→ **Brief**: Extract every line from the records below that contains the word "соответствовать".

→ **Material for this task**:

|---|

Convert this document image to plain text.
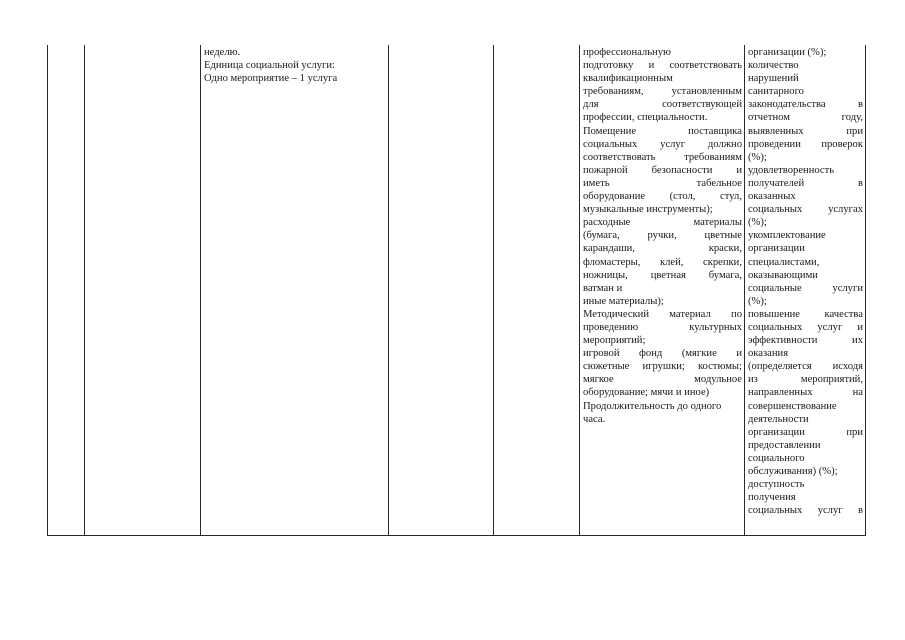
неделю.
Единица социальной услуги:
Одно мероприятие – 1 услуга

профессиональную
подготовку и соответствовать
квалификационным
требованиям,	установленным
для	соответствующей
профессии, специальности.
Помещение	поставщика
социальных услуг должно
соответствовать	требованиям
пожарной безопасности и
иметь	табельное
оборудование (стол, стул,
музыкальные инструменты);
расходные	материалы
(бумага,	ручки,	цветные
карандаши,	краски,
фломастеры, клей, скрепки,
ножницы, цветная бумага,
ватман и
иные материалы);
Методический материал по
проведению	культурных
мероприятий;
игровой фонд (мягкие и
сюжетные игрушки; костюмы;
мягкое	модульное
оборудование; мячи и иное)
Продолжительность до одного
часа.

организации (%);
количество
нарушений
санитарного
законодательства	в
отчетном	году,
выявленных	при
проведении проверок
(%);
удовлетворенность
получателей	в
оказанных
социальных услугах
(%);
укомплектование
организации
специалистами,
оказывающими
социальные	услуги
(%);
повышение качества
социальных услуг и
эффективности	их
оказания
(определяется исходя
из	мероприятий,
направленных	на
совершенствование
деятельности
организации	при
предоставлении
социального
обслуживания) (%);
доступность
получения
социальных услуг в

|---|

→ **Written reply**:
подготовку и соответствовать
соответствовать	требованиям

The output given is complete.